### WHAT IS REQUIRED
Check each line of the material below for "thermally", then copy the ones that contain it.

[Collected data entries]
[BEGIN]

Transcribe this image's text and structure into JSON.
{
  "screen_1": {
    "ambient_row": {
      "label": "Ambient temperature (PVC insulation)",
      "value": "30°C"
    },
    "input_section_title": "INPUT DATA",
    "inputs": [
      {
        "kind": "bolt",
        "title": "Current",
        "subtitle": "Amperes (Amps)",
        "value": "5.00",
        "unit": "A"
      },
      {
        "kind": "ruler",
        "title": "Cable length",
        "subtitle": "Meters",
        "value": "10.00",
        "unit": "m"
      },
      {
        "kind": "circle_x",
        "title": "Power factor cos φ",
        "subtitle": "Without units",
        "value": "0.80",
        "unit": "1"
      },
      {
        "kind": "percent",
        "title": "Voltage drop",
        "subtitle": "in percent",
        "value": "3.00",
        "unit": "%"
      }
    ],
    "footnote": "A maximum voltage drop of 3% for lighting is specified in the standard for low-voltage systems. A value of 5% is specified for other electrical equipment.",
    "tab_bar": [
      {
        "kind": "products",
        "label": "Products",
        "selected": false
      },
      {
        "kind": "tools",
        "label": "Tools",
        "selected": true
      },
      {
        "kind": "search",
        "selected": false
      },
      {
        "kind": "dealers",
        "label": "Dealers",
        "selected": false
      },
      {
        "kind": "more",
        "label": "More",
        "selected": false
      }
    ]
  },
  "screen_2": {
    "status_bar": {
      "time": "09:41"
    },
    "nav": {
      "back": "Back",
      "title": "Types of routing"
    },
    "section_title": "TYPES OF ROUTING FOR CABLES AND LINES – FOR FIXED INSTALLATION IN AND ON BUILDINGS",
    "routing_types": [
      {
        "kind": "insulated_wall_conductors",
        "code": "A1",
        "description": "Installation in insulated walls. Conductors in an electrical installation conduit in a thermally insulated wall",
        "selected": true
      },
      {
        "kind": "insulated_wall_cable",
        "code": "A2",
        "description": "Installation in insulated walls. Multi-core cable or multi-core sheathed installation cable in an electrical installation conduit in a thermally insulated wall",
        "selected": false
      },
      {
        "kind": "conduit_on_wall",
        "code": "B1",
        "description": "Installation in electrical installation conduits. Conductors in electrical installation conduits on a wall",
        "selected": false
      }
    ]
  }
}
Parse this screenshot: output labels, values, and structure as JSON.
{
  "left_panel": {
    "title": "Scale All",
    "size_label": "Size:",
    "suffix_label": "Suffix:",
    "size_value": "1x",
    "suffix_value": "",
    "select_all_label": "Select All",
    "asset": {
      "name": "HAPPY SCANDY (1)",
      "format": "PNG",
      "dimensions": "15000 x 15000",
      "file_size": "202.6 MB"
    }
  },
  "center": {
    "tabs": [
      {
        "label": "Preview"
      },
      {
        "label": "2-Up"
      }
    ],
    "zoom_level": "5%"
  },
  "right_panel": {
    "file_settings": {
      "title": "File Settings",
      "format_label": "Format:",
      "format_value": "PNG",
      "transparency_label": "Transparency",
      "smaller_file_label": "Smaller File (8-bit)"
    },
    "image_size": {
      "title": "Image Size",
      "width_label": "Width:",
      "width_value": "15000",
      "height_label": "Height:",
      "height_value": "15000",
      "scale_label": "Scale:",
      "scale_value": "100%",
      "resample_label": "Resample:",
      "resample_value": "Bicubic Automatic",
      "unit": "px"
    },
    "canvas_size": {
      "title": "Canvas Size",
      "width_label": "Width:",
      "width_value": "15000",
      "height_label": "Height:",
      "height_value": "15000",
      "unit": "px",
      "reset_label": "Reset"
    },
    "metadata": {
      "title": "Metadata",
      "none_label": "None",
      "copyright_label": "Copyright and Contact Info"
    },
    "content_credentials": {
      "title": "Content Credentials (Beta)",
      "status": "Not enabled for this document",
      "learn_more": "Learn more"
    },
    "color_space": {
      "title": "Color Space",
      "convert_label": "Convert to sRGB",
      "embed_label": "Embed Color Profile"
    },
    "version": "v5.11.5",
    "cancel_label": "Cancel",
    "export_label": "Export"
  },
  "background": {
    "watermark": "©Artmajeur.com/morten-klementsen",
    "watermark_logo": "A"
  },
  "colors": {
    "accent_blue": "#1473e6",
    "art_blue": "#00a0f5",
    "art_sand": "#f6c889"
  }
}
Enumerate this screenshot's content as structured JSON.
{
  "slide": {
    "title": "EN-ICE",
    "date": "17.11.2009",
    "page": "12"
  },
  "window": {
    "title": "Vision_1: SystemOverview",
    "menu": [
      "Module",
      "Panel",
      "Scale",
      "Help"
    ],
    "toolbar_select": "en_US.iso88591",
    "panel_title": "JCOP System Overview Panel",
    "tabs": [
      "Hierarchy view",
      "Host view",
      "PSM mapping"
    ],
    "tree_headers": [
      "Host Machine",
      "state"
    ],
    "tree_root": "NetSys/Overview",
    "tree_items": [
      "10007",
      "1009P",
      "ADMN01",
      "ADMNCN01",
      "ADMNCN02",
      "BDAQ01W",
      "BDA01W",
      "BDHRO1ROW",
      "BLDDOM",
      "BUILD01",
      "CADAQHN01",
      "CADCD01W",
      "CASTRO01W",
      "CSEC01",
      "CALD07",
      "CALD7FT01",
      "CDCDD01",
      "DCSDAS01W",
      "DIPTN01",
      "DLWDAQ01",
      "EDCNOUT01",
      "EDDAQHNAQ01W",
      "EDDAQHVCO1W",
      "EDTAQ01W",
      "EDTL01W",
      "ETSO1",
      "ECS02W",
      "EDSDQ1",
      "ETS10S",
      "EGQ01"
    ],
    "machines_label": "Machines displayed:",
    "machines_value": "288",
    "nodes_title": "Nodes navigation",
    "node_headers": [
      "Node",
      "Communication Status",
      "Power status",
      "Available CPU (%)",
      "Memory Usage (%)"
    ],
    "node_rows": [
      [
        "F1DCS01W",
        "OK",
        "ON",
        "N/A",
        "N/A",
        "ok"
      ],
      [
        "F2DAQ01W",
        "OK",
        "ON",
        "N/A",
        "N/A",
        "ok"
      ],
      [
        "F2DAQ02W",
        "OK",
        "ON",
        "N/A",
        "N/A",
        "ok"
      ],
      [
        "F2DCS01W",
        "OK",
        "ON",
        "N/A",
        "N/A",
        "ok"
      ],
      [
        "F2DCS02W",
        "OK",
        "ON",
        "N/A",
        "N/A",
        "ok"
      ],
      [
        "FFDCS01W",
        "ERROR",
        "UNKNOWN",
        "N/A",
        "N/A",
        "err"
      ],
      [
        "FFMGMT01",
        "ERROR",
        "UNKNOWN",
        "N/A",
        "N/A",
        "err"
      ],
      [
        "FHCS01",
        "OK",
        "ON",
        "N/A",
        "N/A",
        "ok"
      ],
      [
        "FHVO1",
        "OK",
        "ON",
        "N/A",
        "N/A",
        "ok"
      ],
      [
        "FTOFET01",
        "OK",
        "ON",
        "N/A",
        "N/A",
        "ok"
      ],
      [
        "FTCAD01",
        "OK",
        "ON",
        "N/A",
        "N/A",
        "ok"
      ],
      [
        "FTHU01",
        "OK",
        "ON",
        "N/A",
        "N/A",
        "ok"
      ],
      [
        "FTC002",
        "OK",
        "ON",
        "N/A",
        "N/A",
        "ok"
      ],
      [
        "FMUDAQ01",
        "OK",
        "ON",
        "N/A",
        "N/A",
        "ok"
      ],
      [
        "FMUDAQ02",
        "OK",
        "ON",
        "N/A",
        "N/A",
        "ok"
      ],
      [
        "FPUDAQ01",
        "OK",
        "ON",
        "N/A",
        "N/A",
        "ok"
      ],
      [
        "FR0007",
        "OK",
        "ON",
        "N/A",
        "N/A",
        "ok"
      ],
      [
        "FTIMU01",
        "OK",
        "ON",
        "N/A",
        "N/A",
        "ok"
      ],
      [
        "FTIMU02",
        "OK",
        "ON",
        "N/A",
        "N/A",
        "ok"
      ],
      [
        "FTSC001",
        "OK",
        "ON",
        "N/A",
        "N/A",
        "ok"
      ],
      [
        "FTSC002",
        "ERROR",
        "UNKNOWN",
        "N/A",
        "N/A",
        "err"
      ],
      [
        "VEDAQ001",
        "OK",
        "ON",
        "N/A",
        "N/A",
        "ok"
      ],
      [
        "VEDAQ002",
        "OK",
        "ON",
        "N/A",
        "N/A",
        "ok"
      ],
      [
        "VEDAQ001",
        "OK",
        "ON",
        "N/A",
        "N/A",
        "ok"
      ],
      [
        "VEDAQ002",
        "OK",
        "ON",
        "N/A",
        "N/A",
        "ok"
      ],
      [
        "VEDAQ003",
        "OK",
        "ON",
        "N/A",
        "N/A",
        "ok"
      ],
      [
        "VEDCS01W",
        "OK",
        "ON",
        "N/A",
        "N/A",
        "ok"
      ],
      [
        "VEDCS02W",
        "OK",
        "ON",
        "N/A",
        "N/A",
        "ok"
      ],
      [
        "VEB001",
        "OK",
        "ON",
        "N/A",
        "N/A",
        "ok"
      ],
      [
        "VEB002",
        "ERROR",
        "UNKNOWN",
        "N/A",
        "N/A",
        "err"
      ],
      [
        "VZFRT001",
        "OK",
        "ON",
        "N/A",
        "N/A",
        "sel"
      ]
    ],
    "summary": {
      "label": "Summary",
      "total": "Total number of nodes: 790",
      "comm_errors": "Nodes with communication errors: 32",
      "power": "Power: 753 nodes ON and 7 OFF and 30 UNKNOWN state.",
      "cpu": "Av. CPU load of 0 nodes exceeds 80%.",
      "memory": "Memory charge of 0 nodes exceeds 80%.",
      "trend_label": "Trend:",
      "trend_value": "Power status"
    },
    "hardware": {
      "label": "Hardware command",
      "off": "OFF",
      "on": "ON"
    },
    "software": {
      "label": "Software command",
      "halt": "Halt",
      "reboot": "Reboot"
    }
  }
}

[END]

### OUTPUT
        "description": "Installation in insulated walls. Conductors in an electrical installation conduit in a thermally insulated wall",
        "description": "Installation in insulated walls. Multi-core cable or multi-core sheathed installation cable in an electrical installation conduit in a thermally insulated wall",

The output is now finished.